Exercise goal: Would you pull out every line of the material that contains the string "level"?
======== Extracted information
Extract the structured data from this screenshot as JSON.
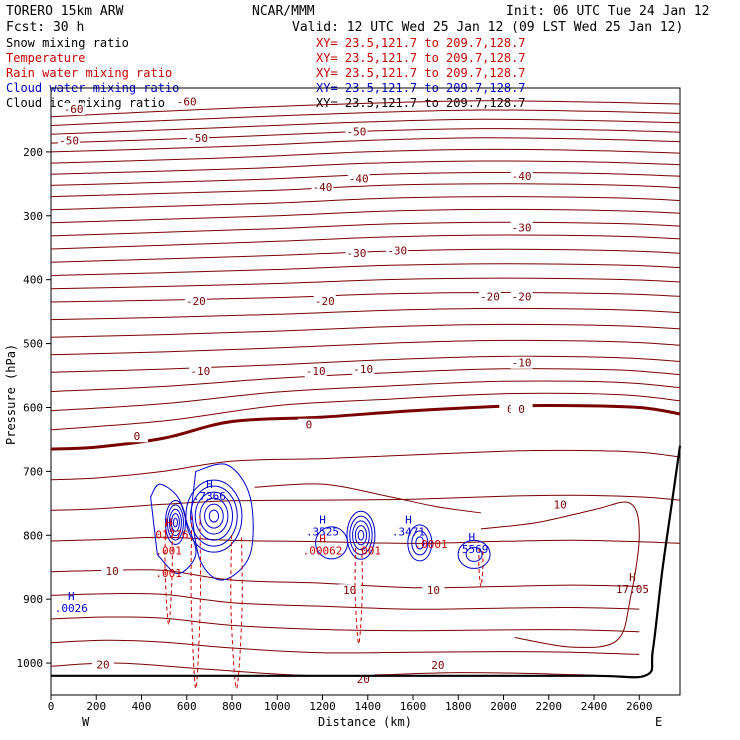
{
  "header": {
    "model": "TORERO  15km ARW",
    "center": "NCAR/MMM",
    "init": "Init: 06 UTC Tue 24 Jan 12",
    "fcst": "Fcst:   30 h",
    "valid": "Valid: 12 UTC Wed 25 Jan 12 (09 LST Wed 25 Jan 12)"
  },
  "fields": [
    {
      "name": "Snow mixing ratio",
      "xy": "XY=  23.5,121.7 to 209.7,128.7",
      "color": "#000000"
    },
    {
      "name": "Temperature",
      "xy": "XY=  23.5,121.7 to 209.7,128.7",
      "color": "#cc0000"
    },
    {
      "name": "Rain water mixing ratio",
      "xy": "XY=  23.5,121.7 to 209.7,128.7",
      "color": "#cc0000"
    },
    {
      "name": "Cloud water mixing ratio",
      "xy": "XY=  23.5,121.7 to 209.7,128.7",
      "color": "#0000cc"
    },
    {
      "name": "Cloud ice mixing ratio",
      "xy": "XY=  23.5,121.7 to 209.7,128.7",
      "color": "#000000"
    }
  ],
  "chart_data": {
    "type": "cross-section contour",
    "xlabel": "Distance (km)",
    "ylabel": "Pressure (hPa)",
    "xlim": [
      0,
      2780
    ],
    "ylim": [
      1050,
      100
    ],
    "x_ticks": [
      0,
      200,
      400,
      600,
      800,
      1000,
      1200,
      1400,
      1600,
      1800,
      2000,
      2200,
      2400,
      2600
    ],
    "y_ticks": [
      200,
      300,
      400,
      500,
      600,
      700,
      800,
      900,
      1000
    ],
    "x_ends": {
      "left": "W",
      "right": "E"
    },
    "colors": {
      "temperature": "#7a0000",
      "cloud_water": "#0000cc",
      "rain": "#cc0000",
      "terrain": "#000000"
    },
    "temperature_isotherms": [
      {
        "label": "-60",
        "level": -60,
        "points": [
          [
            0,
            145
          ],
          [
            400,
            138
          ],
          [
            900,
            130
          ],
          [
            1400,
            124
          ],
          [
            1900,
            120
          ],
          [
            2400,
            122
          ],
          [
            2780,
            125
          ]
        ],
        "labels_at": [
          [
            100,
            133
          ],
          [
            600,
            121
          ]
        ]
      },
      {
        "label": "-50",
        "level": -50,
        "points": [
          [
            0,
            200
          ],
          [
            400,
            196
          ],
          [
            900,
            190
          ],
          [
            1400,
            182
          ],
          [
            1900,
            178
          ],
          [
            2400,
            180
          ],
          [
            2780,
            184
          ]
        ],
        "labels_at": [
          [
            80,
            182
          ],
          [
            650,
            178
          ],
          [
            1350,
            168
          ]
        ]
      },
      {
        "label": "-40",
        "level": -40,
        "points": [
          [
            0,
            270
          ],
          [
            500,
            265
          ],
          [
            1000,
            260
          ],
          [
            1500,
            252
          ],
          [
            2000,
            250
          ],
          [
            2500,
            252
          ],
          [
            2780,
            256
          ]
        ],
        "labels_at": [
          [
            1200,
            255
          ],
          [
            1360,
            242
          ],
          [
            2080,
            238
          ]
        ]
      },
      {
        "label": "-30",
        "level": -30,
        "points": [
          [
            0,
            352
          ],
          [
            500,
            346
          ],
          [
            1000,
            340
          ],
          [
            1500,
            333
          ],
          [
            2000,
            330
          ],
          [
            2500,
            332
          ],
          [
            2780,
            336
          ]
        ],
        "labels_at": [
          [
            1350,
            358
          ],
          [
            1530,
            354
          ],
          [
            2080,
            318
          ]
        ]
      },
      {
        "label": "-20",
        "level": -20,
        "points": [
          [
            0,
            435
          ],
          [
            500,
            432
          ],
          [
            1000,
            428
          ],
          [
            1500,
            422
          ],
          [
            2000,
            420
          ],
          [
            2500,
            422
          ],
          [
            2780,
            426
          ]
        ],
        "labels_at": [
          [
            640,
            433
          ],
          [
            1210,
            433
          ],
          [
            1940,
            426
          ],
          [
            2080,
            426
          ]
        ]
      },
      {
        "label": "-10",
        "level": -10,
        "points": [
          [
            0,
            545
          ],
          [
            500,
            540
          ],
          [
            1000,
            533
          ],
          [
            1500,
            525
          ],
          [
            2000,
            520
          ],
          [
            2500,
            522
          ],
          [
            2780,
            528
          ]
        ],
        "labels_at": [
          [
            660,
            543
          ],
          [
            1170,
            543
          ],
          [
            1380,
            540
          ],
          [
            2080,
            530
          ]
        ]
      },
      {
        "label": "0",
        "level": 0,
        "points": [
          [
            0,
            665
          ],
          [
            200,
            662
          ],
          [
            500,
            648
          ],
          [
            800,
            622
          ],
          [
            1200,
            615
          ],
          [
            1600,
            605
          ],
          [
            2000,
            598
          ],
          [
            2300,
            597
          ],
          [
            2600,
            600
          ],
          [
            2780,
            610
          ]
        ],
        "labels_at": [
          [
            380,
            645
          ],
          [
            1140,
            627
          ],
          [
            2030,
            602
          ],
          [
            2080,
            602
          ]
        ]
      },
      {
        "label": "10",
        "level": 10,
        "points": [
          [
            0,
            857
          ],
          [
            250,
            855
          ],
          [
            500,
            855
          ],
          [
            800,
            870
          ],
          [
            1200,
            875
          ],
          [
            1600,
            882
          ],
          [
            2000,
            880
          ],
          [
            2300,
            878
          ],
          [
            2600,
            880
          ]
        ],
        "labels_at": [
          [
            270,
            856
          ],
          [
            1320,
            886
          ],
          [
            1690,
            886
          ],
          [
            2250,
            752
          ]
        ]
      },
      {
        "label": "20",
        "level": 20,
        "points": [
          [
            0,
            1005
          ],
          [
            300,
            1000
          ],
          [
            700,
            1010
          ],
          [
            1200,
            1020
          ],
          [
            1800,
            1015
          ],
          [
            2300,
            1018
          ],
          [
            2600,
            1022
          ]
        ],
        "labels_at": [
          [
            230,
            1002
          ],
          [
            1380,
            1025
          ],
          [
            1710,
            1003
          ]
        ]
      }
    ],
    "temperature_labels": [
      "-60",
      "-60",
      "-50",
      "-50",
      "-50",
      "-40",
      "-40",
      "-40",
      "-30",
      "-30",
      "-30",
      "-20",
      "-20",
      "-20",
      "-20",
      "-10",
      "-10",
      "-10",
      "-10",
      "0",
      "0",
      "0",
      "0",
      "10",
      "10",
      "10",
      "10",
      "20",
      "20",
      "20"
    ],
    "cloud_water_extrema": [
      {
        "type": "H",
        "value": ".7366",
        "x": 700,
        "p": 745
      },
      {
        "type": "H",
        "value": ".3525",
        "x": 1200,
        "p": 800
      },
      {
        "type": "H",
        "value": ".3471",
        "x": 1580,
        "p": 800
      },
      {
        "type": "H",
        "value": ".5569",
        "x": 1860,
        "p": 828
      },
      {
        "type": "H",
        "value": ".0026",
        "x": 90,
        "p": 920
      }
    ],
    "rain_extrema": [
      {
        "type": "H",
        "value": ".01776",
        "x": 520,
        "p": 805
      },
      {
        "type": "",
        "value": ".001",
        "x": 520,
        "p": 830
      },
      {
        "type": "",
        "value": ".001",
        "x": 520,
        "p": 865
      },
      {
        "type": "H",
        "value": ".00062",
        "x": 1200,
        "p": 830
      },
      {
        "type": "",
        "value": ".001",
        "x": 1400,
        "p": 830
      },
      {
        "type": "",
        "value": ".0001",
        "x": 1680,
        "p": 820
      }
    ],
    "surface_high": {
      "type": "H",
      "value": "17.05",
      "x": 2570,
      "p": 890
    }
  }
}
================
Correct result:
        "level": -60,
        "level": -50,
        "level": -40,
        "level": -30,
        "level": -20,
        "level": -10,
        "level": 0,
        "level": 10,
        "level": 20,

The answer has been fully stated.